Collected data:
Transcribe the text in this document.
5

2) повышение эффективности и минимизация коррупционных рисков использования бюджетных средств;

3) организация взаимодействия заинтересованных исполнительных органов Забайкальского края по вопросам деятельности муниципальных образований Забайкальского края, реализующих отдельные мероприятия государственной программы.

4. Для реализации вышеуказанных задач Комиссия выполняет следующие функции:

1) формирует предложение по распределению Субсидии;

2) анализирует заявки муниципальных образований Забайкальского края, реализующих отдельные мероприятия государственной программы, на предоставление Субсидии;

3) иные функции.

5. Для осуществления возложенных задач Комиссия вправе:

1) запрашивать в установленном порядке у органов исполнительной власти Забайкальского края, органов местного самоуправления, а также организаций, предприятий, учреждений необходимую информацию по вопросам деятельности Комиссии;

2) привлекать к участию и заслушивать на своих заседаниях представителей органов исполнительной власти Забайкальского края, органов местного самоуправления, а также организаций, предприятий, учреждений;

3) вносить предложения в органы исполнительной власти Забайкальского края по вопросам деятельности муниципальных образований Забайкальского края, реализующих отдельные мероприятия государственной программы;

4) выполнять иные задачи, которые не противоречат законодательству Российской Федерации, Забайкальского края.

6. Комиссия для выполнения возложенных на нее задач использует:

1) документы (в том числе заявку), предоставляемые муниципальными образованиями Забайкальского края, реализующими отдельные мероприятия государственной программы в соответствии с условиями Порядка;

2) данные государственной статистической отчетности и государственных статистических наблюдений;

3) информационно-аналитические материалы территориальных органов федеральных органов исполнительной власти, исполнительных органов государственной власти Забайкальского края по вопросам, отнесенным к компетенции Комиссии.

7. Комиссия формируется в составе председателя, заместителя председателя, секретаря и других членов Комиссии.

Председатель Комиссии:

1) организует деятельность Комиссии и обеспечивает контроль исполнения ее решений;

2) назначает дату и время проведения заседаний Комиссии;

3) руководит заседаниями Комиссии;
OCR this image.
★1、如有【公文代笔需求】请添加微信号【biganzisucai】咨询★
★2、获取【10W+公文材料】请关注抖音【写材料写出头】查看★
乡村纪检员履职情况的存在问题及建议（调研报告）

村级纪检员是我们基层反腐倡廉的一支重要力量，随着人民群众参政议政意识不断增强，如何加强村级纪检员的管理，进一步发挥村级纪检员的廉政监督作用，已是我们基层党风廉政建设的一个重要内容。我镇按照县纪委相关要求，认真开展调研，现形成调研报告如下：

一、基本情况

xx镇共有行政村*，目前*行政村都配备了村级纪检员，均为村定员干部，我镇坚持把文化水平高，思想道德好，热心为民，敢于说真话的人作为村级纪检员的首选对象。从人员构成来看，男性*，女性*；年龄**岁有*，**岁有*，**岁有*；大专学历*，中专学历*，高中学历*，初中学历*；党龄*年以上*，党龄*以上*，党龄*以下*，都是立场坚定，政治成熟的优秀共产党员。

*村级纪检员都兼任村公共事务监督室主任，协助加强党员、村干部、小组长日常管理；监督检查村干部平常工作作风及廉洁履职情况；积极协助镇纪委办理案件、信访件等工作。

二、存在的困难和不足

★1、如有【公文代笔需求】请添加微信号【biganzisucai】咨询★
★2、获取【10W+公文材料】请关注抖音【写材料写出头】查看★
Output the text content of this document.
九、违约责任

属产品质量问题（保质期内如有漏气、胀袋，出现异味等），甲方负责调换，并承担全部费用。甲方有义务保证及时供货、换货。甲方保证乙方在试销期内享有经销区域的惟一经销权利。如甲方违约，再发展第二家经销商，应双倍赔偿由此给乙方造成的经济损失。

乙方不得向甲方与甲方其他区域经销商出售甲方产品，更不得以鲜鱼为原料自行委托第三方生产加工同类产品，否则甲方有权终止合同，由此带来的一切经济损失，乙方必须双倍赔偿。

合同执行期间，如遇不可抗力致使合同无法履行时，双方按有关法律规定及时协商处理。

:: Short task ::
Repeat the preceding lines exactly, please, every one of them.

:: Task answer ::
Transcribe the text in this document.
5

2) повышение эффективности и минимизация коррупционных рисков использования бюджетных средств;

3) организация взаимодействия заинтересованных исполнительных органов Забайкальского края по вопросам деятельности муниципальных образований Забайкальского края, реализующих отдельные мероприятия государственной программы.

4. Для реализации вышеуказанных задач Комиссия выполняет следующие функции:

1) формирует предложение по распределению Субсидии;

2) анализирует заявки муниципальных образований Забайкальского края, реализующих отдельные мероприятия государственной программы, на предоставление Субсидии;

3) иные функции.

5. Для осуществления возложенных задач Комиссия вправе:

1) запрашивать в установленном порядке у органов исполнительной власти Забайкальского края, органов местного самоуправления, а также организаций, предприятий, учреждений необходимую информацию по вопросам деятельности Комиссии;

2) привлекать к участию и заслушивать на своих заседаниях представителей органов исполнительной власти Забайкальского края, органов местного самоуправления, а также организаций, предприятий, учреждений;

3) вносить предложения в органы исполнительной власти Забайкальского края по вопросам деятельности муниципальных образований Забайкальского края, реализующих отдельные мероприятия государственной программы;

4) выполнять иные задачи, которые не противоречат законодательству Российской Федерации, Забайкальского края.

6. Комиссия для выполнения возложенных на нее задач использует:

1) документы (в том числе заявку), предоставляемые муниципальными образованиями Забайкальского края, реализующими отдельные мероприятия государственной программы в соответствии с условиями Порядка;

2) данные государственной статистической отчетности и государственных статистических наблюдений;

3) информационно-аналитические материалы территориальных органов федеральных органов исполнительной власти, исполнительных органов государственной власти Забайкальского края по вопросам, отнесенным к компетенции Комиссии.

7. Комиссия формируется в составе председателя, заместителя председателя, секретаря и других членов Комиссии.

Председатель Комиссии:

1) организует деятельность Комиссии и обеспечивает контроль исполнения ее решений;

2) назначает дату и время проведения заседаний Комиссии;

3) руководит заседаниями Комиссии;
OCR this image.
★1、如有【公文代笔需求】请添加微信号【biganzisucai】咨询★
★2、获取【10W+公文材料】请关注抖音【写材料写出头】查看★
乡村纪检员履职情况的存在问题及建议（调研报告）

村级纪检员是我们基层反腐倡廉的一支重要力量，随着人民群众参政议政意识不断增强，如何加强村级纪检员的管理，进一步发挥村级纪检员的廉政监督作用，已是我们基层党风廉政建设的一个重要内容。我镇按照县纪委相关要求，认真开展调研，现形成调研报告如下：

一、基本情况

xx镇共有行政村*，目前*行政村都配备了村级纪检员，均为村定员干部，我镇坚持把文化水平高，思想道德好，热心为民，敢于说真话的人作为村级纪检员的首选对象。从人员构成来看，男性*，女性*；年龄**岁有*，**岁有*，**岁有*；大专学历*，中专学历*，高中学历*，初中学历*；党龄*年以上*，党龄*以上*，党龄*以下*，都是立场坚定，政治成熟的优秀共产党员。

*村级纪检员都兼任村公共事务监督室主任，协助加强党员、村干部、小组长日常管理；监督检查村干部平常工作作风及廉洁履职情况；积极协助镇纪委办理案件、信访件等工作。

二、存在的困难和不足

★1、如有【公文代笔需求】请添加微信号【biganzisucai】咨询★
★2、获取【10W+公文材料】请关注抖音【写材料写出头】查看★
Output the text content of this document.
九、违约责任

属产品质量问题（保质期内如有漏气、胀袋，出现异味等），甲方负责调换，并承担全部费用。甲方有义务保证及时供货、换货。甲方保证乙方在试销期内享有经销区域的惟一经销权利。如甲方违约，再发展第二家经销商，应双倍赔偿由此给乙方造成的经济损失。

乙方不得向甲方与甲方其他区域经销商出售甲方产品，更不得以鲜鱼为原料自行委托第三方生产加工同类产品，否则甲方有权终止合同，由此带来的一切经济损失，乙方必须双倍赔偿。

合同执行期间，如遇不可抗力致使合同无法履行时，双方按有关法律规定及时协商处理。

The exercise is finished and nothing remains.